■ **CONSIGNES**
Présente toutes les lignes qui suivent sous forme de tableau Markdown à deux colonnes, « N° » pour le numéro de rang et « Ligne » pour le texte, sans les lignes vides. Ne reprends pas les images dans ta réponse.

#####

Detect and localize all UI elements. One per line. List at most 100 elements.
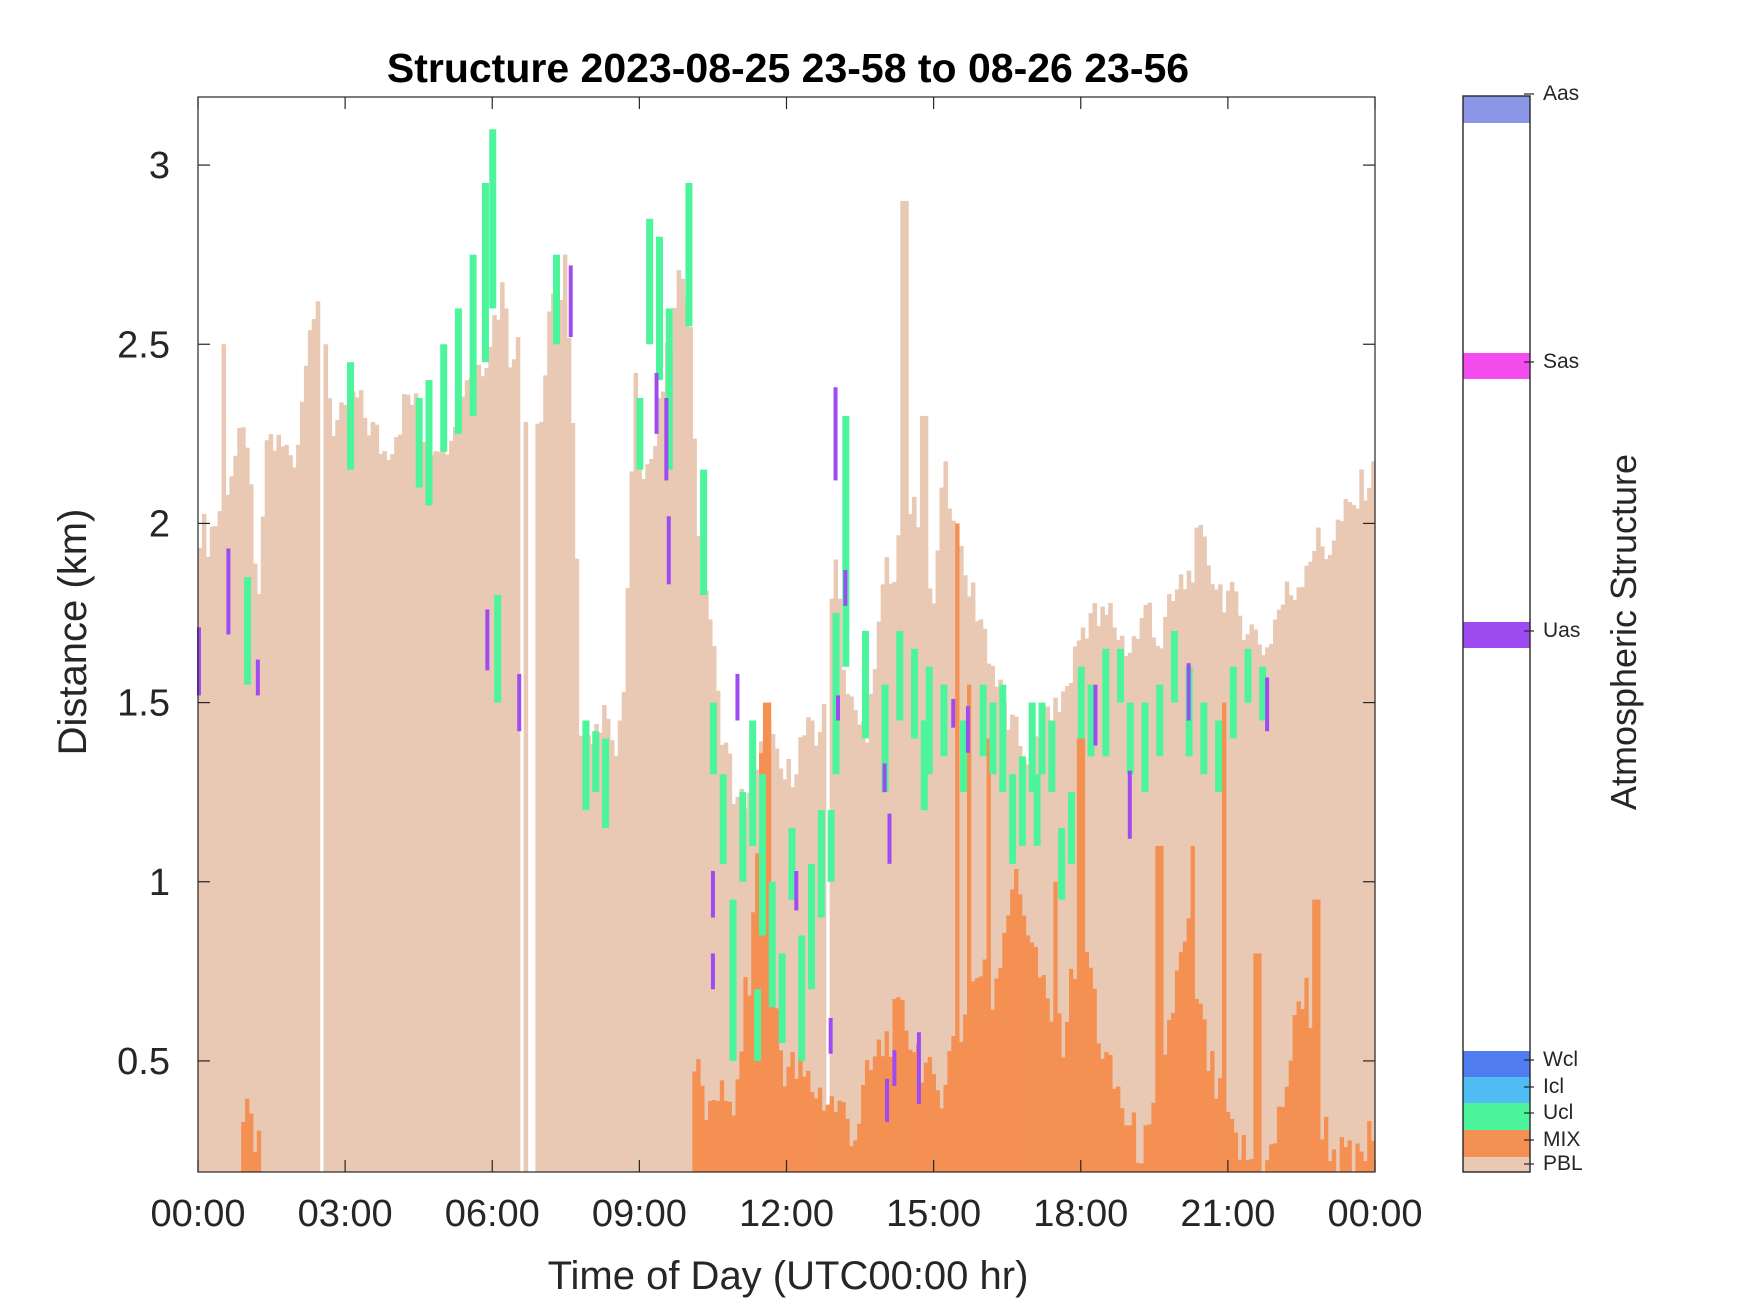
mix-bar — [762, 702, 768, 1172]
pbl-bar — [1304, 565, 1309, 1172]
pbl-bar — [931, 603, 937, 1172]
ucl-segment — [749, 720, 757, 846]
mix-bar — [880, 1056, 885, 1172]
plot-area — [196, 129, 1376, 1173]
ucl-segment — [808, 863, 816, 990]
pbl-bar — [558, 299, 564, 1172]
pbl-bar — [1170, 601, 1176, 1172]
mix-bar — [931, 1074, 936, 1172]
ucl-segment — [700, 469, 708, 596]
mix-bar — [711, 1100, 717, 1172]
pbl-bar — [566, 337, 572, 1172]
pbl-bar — [872, 669, 878, 1172]
uas-segment — [794, 871, 799, 911]
pbl-bar — [943, 461, 948, 1172]
pbl-bar — [939, 487, 945, 1172]
ucl-segment — [832, 613, 840, 775]
ucl-segment — [979, 684, 987, 757]
pbl-bar — [1104, 614, 1109, 1172]
pbl-bar — [833, 559, 839, 1172]
pbl-bar — [602, 704, 607, 1172]
mix-bar — [1206, 1071, 1211, 1172]
y-tick-label: 2 — [149, 503, 170, 545]
mix-bar — [955, 523, 960, 1172]
uas-segment — [892, 1050, 897, 1086]
colorbar-label-wcl: Wcl — [1543, 1048, 1578, 1071]
pbl-bar — [1088, 613, 1094, 1172]
mix-bar — [1253, 953, 1258, 1172]
ucl-segment — [665, 308, 673, 470]
mix-bar — [747, 995, 752, 1172]
mix-bar — [1276, 1106, 1282, 1172]
pbl-bar — [1186, 570, 1192, 1172]
mix-bar — [1108, 1055, 1113, 1172]
pbl-bar — [468, 378, 474, 1172]
ucl-segment — [709, 702, 717, 775]
pbl-bar — [1049, 737, 1054, 1172]
mix-bar — [829, 1096, 834, 1172]
pbl-bar — [947, 508, 952, 1172]
pbl-bar — [421, 442, 427, 1172]
mix-bar — [1249, 1159, 1254, 1172]
colorbar-label-uas: Uas — [1543, 619, 1580, 642]
ucl-segment — [1102, 648, 1110, 757]
pbl-bar — [1198, 524, 1203, 1172]
mix-bar — [770, 951, 776, 1172]
mix-bar — [1131, 1112, 1137, 1172]
pbl-bar — [747, 792, 752, 1172]
ucl-segment — [1156, 684, 1164, 757]
y-tick-label: 0.5 — [117, 1041, 170, 1083]
pbl-bar — [1363, 500, 1368, 1172]
x-tick-label: 00:00 — [150, 1193, 245, 1235]
mix-bar — [700, 1085, 705, 1172]
uas-segment — [710, 871, 715, 918]
pbl-bar — [449, 440, 454, 1173]
pbl-bar — [959, 546, 964, 1172]
mix-bar — [1296, 1001, 1301, 1172]
ucl-segment — [778, 953, 786, 1043]
pbl-bar — [272, 450, 278, 1172]
pbl-bar — [280, 446, 285, 1173]
pbl-bar — [974, 621, 980, 1172]
uas-segment — [828, 1017, 833, 1054]
pbl-bar — [994, 686, 999, 1172]
mix-bar — [1045, 998, 1050, 1172]
ucl-segment — [729, 899, 737, 1061]
pbl-bar — [1108, 603, 1113, 1172]
mix-bar — [1280, 1107, 1286, 1172]
mix-bar — [857, 1123, 862, 1172]
mix-bar — [966, 684, 972, 1172]
pbl-bar — [586, 735, 591, 1172]
mix-bar — [1327, 1161, 1333, 1172]
mix-bar — [1367, 1121, 1372, 1172]
uas-segment — [951, 699, 956, 728]
mix-bar — [1119, 1108, 1125, 1172]
mix-bar — [1241, 1134, 1246, 1172]
ucl-segment — [739, 792, 747, 882]
pbl-bar — [1225, 590, 1231, 1172]
mix-bar — [1002, 932, 1007, 1172]
pbl-bar — [660, 391, 666, 1172]
pbl-bar — [1280, 604, 1286, 1172]
mix-bar — [853, 1140, 858, 1172]
pbl-bar — [394, 437, 399, 1172]
pbl-bar — [723, 742, 729, 1172]
pbl-bar — [1072, 646, 1078, 1172]
pbl-bar — [539, 422, 544, 1172]
pbl-bar — [1210, 584, 1215, 1172]
pbl-bar — [433, 451, 438, 1172]
mix-bar — [872, 1056, 878, 1172]
pbl-bar — [1292, 600, 1298, 1172]
ucl-segment — [1244, 648, 1252, 703]
pbl-bar — [464, 380, 470, 1172]
mix-bar — [802, 1076, 807, 1172]
pbl-bar — [256, 594, 262, 1172]
mix-bar — [1312, 899, 1317, 1172]
ucl-segment — [582, 720, 590, 811]
mix-bar — [994, 978, 999, 1172]
pbl-bar — [857, 724, 862, 1172]
pbl-bar — [629, 471, 635, 1172]
pbl-bar — [213, 525, 219, 1172]
mix-bar — [790, 1052, 795, 1172]
mix-bar — [825, 1104, 831, 1172]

#####

■ **RÉSULTAT COMPLET**
| N° | Ligne |
|---|---|
| 1 | Detect and localize all UI elements. One per line. List at most 100 elements. |
| 2 | mix-bar — [762, 702, 768, 1172] |
| 3 | pbl-bar — [1304, 565, 1309, 1172] |
| 4 | pbl-bar — [931, 603, 937, 1172] |
| 5 | ucl-segment — [749, 720, 757, 846] |
| 6 | mix-bar — [880, 1056, 885, 1172] |
| 7 | plot-area — [196, 129, 1376, 1173] |
| 8 | ucl-segment — [808, 863, 816, 990] |
| 9 | pbl-bar — [558, 299, 564, 1172] |
| 10 | pbl-bar — [1170, 601, 1176, 1172] |
| 11 | mix-bar — [931, 1074, 936, 1172] |
| 12 | ucl-segment — [700, 469, 708, 596] |
| 13 | mix-bar — [711, 1100, 717, 1172] |
| 14 | pbl-bar — [566, 337, 572, 1172] |
| 15 | pbl-bar — [872, 669, 878, 1172] |
| 16 | uas-segment — [794, 871, 799, 911] |
| 17 | pbl-bar — [943, 461, 948, 1172] |
| 18 | pbl-bar — [939, 487, 945, 1172] |
| 19 | ucl-segment — [832, 613, 840, 775] |
| 20 | ucl-segment — [979, 684, 987, 757] |
| 21 | pbl-bar — [1104, 614, 1109, 1172] |
| 22 | pbl-bar — [833, 559, 839, 1172] |
| 23 | pbl-bar — [602, 704, 607, 1172] |
| 24 | mix-bar — [1206, 1071, 1211, 1172] |
| 25 | y-tick-label: 2 — [149, 503, 170, 545] |
| 26 | mix-bar — [955, 523, 960, 1172] |
| 27 | uas-segment — [892, 1050, 897, 1086] |
| 28 | colorbar-label-wcl: Wcl — [1543, 1048, 1578, 1071] |
| 29 | pbl-bar — [1088, 613, 1094, 1172] |
| 30 | mix-bar — [1253, 953, 1258, 1172] |
| 31 | ucl-segment — [665, 308, 673, 470] |
| 32 | mix-bar — [747, 995, 752, 1172] |
| 33 | mix-bar — [1276, 1106, 1282, 1172] |
| 34 | pbl-bar — [1186, 570, 1192, 1172] |
| 35 | mix-bar — [1108, 1055, 1113, 1172] |
| 36 | pbl-bar — [468, 378, 474, 1172] |
| 37 | ucl-segment — [709, 702, 717, 775] |
| 38 | pbl-bar — [1049, 737, 1054, 1172] |
| 39 | mix-bar — [829, 1096, 834, 1172] |
| 40 | pbl-bar — [947, 508, 952, 1172] |
| 41 | pbl-bar — [421, 442, 427, 1172] |
| 42 | mix-bar — [1249, 1159, 1254, 1172] |
| 43 | colorbar-label-uas: Uas — [1543, 619, 1580, 642] |
| 44 | ucl-segment — [1102, 648, 1110, 757] |
| 45 | pbl-bar — [1198, 524, 1203, 1172] |
| 46 | mix-bar — [770, 951, 776, 1172] |
| 47 | mix-bar — [1131, 1112, 1137, 1172] |
| 48 | pbl-bar — [747, 792, 752, 1172] |
| 49 | ucl-segment — [1156, 684, 1164, 757] |
| 50 | y-tick-label: 0.5 — [117, 1041, 170, 1083] |
| 51 | pbl-bar — [1363, 500, 1368, 1172] |
| 52 | x-tick-label: 00:00 — [150, 1193, 245, 1235] |
| 53 | mix-bar — [700, 1085, 705, 1172] |
| 54 | uas-segment — [710, 871, 715, 918] |
| 55 | pbl-bar — [449, 440, 454, 1173] |
| 56 | pbl-bar — [959, 546, 964, 1172] |
| 57 | mix-bar — [1296, 1001, 1301, 1172] |
| 58 | ucl-segment — [778, 953, 786, 1043] |
| 59 | pbl-bar — [272, 450, 278, 1172] |
| 60 | pbl-bar — [280, 446, 285, 1173] |
| 61 | pbl-bar — [974, 621, 980, 1172] |
| 62 | uas-segment — [828, 1017, 833, 1054] |
| 63 | pbl-bar — [994, 686, 999, 1172] |
| 64 | mix-bar — [1045, 998, 1050, 1172] |
| 65 | ucl-segment — [729, 899, 737, 1061] |
| 66 | pbl-bar — [1108, 603, 1113, 1172] |
| 67 | mix-bar — [1280, 1107, 1286, 1172] |
| 68 | mix-bar — [857, 1123, 862, 1172] |
| 69 | mix-bar — [966, 684, 972, 1172] |
| 70 | pbl-bar — [586, 735, 591, 1172] |
| 71 | mix-bar — [1327, 1161, 1333, 1172] |
| 72 | mix-bar — [1367, 1121, 1372, 1172] |
| 73 | uas-segment — [951, 699, 956, 728] |
| 74 | mix-bar — [1119, 1108, 1125, 1172] |
| 75 | mix-bar — [1241, 1134, 1246, 1172] |
| 76 | ucl-segment — [739, 792, 747, 882] |
| 77 | pbl-bar — [1225, 590, 1231, 1172] |
| 78 | mix-bar — [1002, 932, 1007, 1172] |
| 79 | pbl-bar — [660, 391, 666, 1172] |
| 80 | pbl-bar — [1280, 604, 1286, 1172] |
| 81 | mix-bar — [853, 1140, 858, 1172] |
| 82 | pbl-bar — [394, 437, 399, 1172] |
| 83 | pbl-bar — [723, 742, 729, 1172] |
| 84 | pbl-bar — [1072, 646, 1078, 1172] |
| 85 | pbl-bar — [539, 422, 544, 1172] |
| 86 | pbl-bar — [1210, 584, 1215, 1172] |
| 87 | pbl-bar — [433, 451, 438, 1172] |
| 88 | mix-bar — [872, 1056, 878, 1172] |
| 89 | pbl-bar — [1292, 600, 1298, 1172] |
| 90 | ucl-segment — [1244, 648, 1252, 703] |
| 91 | pbl-bar — [464, 380, 470, 1172] |
| 92 | mix-bar — [802, 1076, 807, 1172] |
| 93 | pbl-bar — [256, 594, 262, 1172] |
| 94 | mix-bar — [1312, 899, 1317, 1172] |
| 95 | ucl-segment — [582, 720, 590, 811] |
| 96 | mix-bar — [994, 978, 999, 1172] |
| 97 | pbl-bar — [857, 724, 862, 1172] |
| 98 | pbl-bar — [629, 471, 635, 1172] |
| 99 | pbl-bar — [213, 525, 219, 1172] |
| 100 | mix-bar — [790, 1052, 795, 1172] |
| 101 | mix-bar — [825, 1104, 831, 1172] |